START

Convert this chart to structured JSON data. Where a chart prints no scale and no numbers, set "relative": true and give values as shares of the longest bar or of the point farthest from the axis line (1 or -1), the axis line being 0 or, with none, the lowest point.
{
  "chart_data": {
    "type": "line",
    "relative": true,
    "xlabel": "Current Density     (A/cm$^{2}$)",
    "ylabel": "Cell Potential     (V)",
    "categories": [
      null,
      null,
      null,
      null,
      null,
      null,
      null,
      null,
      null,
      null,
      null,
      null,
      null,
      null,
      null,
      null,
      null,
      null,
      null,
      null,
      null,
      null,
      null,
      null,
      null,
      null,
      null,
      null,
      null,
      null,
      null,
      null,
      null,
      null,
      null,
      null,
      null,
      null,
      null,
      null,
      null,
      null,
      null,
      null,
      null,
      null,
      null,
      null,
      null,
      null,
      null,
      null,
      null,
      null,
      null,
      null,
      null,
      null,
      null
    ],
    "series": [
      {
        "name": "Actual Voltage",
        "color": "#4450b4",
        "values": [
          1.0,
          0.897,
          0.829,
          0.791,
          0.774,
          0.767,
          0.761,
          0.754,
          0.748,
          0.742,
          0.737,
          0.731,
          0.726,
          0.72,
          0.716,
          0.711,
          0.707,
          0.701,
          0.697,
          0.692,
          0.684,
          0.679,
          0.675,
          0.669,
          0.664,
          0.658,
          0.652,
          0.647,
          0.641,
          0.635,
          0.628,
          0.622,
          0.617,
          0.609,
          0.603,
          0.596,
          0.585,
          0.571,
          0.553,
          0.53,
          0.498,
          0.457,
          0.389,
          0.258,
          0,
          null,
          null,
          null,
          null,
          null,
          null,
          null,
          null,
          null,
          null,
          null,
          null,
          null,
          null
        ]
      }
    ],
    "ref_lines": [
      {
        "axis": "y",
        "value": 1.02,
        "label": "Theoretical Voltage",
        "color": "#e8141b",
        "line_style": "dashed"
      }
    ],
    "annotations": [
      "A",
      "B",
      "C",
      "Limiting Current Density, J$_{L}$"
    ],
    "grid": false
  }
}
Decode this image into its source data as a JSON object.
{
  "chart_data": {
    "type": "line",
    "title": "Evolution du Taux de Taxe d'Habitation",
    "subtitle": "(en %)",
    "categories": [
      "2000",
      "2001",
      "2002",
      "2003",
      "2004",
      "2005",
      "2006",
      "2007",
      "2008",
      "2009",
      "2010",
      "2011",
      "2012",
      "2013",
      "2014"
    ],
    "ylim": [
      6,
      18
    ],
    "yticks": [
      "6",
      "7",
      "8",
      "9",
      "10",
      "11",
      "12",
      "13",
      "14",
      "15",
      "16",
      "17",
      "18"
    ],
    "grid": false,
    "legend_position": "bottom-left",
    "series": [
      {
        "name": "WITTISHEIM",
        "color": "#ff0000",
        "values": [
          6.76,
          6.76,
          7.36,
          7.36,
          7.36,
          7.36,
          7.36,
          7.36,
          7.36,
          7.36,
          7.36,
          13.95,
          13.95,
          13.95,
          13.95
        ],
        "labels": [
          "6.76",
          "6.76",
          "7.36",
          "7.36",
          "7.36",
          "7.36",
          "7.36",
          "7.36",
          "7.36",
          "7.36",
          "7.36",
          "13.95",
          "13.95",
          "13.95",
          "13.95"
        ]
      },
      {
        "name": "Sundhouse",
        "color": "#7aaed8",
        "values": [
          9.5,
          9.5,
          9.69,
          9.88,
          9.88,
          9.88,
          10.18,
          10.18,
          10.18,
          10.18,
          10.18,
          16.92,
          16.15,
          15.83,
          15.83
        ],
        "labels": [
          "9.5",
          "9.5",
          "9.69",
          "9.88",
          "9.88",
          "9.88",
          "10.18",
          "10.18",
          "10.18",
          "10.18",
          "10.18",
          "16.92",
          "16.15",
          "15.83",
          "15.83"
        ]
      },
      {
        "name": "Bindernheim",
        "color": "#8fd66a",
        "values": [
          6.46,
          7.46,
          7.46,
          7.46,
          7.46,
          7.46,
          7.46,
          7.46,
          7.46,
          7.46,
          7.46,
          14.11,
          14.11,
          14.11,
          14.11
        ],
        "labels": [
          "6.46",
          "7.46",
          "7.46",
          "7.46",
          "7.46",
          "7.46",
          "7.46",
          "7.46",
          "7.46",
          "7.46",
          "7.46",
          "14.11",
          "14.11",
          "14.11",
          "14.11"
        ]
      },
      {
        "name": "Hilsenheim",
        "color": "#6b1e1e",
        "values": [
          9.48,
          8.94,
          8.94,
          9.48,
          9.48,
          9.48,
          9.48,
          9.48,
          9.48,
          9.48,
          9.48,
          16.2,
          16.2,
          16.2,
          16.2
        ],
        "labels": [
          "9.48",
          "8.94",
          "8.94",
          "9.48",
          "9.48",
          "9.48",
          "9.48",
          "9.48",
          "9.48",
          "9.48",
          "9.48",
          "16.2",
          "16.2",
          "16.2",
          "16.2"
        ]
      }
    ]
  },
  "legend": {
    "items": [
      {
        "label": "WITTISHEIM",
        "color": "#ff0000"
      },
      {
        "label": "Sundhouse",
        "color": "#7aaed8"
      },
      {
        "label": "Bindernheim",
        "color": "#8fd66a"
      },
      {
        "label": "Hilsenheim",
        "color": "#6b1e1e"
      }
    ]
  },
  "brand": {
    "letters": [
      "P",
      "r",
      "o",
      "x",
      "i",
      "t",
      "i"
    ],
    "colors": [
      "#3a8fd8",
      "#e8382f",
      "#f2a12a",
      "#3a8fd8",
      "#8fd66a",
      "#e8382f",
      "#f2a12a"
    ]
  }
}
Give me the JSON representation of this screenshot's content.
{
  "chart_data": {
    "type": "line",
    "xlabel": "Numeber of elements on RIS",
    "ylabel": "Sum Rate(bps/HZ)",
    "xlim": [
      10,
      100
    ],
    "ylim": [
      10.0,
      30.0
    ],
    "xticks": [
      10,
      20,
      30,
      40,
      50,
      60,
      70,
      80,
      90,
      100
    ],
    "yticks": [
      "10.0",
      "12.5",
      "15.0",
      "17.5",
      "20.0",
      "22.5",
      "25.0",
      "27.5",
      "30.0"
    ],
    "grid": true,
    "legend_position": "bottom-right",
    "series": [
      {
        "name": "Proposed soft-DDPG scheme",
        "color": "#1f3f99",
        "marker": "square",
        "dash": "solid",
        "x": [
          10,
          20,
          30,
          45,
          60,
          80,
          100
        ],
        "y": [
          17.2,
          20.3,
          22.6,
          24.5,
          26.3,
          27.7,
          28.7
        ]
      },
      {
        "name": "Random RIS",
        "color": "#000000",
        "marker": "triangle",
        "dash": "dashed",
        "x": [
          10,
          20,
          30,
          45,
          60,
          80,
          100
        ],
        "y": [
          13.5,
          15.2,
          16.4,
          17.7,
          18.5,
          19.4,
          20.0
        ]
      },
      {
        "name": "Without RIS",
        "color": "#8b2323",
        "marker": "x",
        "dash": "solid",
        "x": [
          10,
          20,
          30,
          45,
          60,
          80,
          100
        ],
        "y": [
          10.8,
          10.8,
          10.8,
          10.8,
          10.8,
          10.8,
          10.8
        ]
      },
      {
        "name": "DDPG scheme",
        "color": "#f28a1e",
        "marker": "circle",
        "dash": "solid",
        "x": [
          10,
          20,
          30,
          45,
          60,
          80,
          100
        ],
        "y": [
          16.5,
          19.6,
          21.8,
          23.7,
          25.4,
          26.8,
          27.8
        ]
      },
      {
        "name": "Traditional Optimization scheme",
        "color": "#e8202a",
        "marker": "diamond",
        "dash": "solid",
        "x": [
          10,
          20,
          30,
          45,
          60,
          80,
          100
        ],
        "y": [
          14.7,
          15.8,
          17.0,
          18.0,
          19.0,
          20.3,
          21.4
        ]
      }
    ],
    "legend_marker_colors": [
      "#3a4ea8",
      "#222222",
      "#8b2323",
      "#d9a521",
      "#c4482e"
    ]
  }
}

END

**TASK DETAILS:** Of the lines in this material, state how many hold the string "Bindernheim". Write no other words.

**THE REPLY:** 2